= Requirement =
Take each line containing "thee" and report it exactly as written.

· · ·

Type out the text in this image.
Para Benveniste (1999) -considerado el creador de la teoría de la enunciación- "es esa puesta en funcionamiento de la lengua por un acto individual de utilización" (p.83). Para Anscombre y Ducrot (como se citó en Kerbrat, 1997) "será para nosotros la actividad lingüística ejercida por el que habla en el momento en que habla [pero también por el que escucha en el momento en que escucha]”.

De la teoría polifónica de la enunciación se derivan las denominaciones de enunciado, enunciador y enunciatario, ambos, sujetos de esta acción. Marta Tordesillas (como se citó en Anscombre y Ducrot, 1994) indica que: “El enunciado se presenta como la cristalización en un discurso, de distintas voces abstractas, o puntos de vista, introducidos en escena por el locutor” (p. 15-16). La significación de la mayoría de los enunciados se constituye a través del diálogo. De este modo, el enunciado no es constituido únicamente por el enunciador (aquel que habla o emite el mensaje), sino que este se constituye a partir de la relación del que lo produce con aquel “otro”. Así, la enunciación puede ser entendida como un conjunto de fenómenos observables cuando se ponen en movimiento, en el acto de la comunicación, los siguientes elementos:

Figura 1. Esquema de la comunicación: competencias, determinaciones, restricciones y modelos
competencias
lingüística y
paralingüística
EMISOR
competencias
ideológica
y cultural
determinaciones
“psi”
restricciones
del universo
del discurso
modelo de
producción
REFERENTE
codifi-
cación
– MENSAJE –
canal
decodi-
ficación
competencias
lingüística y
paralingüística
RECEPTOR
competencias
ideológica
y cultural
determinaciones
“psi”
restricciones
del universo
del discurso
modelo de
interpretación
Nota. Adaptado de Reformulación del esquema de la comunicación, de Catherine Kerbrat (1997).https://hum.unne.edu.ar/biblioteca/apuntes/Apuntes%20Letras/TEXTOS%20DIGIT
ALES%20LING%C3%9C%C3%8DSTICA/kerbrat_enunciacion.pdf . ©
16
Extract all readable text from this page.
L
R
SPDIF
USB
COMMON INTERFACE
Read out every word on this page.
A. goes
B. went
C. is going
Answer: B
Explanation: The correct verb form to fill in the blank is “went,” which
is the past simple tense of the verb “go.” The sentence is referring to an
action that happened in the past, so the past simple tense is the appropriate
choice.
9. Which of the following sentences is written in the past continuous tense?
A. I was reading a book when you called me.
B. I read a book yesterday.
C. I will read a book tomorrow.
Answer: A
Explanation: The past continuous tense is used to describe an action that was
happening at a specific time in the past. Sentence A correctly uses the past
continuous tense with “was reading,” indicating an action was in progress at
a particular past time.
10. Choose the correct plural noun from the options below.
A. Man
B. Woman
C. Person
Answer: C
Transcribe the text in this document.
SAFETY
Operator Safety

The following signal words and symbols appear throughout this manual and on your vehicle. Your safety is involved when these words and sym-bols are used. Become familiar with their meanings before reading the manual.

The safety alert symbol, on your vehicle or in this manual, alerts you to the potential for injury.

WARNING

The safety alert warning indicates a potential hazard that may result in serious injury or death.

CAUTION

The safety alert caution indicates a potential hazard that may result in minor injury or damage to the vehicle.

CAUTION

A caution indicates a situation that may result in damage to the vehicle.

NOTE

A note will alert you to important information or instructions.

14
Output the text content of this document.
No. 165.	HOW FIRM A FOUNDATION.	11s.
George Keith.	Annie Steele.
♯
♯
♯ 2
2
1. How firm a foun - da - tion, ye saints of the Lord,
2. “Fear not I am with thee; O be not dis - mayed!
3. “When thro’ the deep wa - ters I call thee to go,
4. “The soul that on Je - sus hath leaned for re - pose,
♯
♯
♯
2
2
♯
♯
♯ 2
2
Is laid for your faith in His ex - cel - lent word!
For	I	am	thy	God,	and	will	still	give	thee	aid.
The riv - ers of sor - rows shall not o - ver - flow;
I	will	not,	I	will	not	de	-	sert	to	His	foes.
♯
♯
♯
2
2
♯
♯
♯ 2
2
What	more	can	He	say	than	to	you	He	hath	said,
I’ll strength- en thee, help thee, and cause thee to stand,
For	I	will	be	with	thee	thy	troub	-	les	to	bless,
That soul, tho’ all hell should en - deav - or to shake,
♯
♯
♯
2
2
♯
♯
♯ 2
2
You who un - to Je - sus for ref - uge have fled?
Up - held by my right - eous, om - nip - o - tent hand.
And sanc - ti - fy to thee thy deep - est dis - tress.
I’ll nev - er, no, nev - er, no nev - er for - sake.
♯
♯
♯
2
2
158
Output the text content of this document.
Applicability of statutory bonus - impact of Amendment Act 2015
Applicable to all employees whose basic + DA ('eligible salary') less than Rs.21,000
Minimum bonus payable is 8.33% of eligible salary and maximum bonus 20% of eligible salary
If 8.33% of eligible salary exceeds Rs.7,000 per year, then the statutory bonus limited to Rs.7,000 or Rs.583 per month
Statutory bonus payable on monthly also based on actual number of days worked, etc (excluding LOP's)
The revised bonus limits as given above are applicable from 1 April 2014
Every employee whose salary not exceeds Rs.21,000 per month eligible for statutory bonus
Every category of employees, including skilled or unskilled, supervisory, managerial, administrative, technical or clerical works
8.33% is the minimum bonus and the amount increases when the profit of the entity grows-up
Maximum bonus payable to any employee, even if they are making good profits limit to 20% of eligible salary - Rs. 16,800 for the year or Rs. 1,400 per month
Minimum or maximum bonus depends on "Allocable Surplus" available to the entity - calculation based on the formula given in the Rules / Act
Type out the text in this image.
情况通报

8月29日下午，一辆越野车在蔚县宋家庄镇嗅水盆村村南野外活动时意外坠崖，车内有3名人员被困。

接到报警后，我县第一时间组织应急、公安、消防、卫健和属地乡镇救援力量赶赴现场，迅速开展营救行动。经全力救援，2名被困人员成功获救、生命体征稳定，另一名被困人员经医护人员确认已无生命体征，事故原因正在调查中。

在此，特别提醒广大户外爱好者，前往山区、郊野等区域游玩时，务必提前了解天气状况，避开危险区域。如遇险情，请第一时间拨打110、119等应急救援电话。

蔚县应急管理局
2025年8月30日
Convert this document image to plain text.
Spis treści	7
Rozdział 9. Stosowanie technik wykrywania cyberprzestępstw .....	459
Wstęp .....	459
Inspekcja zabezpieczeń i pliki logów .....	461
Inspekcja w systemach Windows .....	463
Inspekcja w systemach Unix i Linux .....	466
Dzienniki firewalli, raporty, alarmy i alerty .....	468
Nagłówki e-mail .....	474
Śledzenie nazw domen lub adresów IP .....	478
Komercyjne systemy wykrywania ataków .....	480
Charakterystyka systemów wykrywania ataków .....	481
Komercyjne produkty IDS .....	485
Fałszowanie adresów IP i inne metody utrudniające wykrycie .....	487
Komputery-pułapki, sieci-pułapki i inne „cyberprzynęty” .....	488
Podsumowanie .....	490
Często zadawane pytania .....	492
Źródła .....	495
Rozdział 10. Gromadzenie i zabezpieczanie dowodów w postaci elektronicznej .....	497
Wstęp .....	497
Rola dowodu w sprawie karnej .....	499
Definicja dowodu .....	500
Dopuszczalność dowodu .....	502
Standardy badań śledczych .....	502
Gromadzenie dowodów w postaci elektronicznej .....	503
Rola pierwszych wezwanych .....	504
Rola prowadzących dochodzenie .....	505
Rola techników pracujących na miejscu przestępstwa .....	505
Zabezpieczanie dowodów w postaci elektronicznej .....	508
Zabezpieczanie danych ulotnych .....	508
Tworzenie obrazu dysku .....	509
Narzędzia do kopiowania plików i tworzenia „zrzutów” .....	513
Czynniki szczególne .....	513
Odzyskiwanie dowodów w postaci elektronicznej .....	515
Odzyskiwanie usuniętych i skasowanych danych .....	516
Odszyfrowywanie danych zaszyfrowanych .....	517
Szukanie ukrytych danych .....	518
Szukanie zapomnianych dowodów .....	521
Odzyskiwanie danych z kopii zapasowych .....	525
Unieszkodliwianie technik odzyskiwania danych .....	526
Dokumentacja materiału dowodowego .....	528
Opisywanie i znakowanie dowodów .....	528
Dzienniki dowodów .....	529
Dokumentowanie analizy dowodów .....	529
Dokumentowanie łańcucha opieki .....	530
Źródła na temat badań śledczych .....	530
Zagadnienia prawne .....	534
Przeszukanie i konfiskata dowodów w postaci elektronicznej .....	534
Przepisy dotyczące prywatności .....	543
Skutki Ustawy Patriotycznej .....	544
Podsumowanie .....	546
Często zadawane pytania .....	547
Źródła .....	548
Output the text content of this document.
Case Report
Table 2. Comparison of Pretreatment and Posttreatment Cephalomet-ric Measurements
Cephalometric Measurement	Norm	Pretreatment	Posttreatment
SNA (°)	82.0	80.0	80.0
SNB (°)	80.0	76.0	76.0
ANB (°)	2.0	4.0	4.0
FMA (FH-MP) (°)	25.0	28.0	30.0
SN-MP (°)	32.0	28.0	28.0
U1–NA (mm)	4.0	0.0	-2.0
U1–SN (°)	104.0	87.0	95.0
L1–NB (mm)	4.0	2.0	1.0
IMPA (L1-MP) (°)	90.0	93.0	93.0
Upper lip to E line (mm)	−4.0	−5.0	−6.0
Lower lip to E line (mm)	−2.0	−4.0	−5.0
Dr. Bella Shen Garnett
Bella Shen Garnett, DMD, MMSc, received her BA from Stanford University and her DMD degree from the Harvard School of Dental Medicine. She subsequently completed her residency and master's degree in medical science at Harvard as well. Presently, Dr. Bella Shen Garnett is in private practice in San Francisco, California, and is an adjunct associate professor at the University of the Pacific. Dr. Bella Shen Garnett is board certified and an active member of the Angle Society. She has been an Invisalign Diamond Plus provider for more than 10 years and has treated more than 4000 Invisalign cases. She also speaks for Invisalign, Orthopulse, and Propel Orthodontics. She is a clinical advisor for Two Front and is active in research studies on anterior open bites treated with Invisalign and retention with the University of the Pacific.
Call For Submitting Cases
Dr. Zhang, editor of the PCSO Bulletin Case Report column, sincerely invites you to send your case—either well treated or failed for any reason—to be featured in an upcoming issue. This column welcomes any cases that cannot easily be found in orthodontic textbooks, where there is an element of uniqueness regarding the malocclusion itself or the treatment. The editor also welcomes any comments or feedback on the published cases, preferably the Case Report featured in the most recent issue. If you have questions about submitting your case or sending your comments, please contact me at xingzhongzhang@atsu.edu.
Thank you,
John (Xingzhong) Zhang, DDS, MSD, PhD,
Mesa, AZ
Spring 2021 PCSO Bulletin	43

· · ·

= Exercise result =
2. “Fear not I am with thee; O be not dis - mayed!
3. “When thro’ the deep wa - ters I call thee to go,
For	I	am	thy	God,	and	will	still	give	thee	aid.
I’ll strength- en thee, help thee, and cause thee to stand,
For	I	will	be	with	thee	thy	troub	-	les	to	bless,
And sanc - ti - fy to thee thy deep - est dis - tress.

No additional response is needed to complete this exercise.